• _Work instructions_
Without the images, output each record below as it stands.

• _Dataset content_
---------------

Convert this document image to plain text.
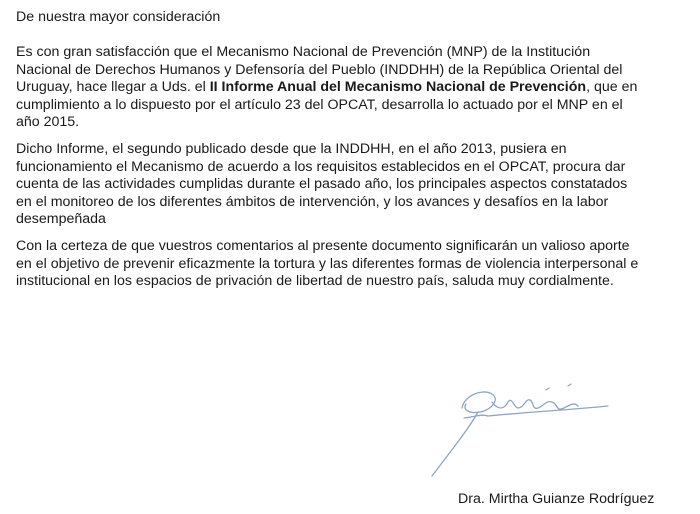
De nuestra mayor consideración

Es con gran satisfacción que el Mecanismo Nacional de Prevención (MNP) de la Institución Nacional de Derechos Humanos y Defensoría del Pueblo (INDDHH) de la República Oriental del Uruguay, hace llegar a Uds. el II Informe Anual del Mecanismo Nacional de Prevención, que en cumplimiento a lo dispuesto por el artículo 23 del OPCAT, desarrolla lo actuado por el MNP en el año 2015.

Dicho Informe, el segundo publicado desde que la INDDHH, en el año 2013, pusiera en funcionamiento el Mecanismo de acuerdo a los requisitos establecidos en el OPCAT, procura dar cuenta de las actividades cumplidas durante el pasado año, los principales aspectos constatados en el monitoreo de los diferentes ámbitos de intervención, y los avances y desafíos en la labor desempeñada

Con la certeza de que vuestros comentarios al presente documento significarán un valioso aporte en el objetivo de prevenir eficazmente la tortura y las diferentes formas de violencia interpersonal e institucional en los espacios de privación de libertad de nuestro país, saluda muy cordialmente.

Dra. Mirtha Guianze Rodríguez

---------------

• _Finished task_
Convert this document image to plain text.
De nuestra mayor consideración

Es con gran satisfacción que el Mecanismo Nacional de Prevención (MNP) de la Institución Nacional de Derechos Humanos y Defensoría del Pueblo (INDDHH) de la República Oriental del Uruguay, hace llegar a Uds. el II Informe Anual del Mecanismo Nacional de Prevención, que en cumplimiento a lo dispuesto por el artículo 23 del OPCAT, desarrolla lo actuado por el MNP en el año 2015.

Dicho Informe, el segundo publicado desde que la INDDHH, en el año 2013, pusiera en funcionamiento el Mecanismo de acuerdo a los requisitos establecidos en el OPCAT, procura dar cuenta de las actividades cumplidas durante el pasado año, los principales aspectos constatados en el monitoreo de los diferentes ámbitos de intervención, y los avances y desafíos en la labor desempeñada

Con la certeza de que vuestros comentarios al presente documento significarán un valioso aporte en el objetivo de prevenir eficazmente la tortura y las diferentes formas de violencia interpersonal e institucional en los espacios de privación de libertad de nuestro país, saluda muy cordialmente.

Dra. Mirtha Guianze Rodríguez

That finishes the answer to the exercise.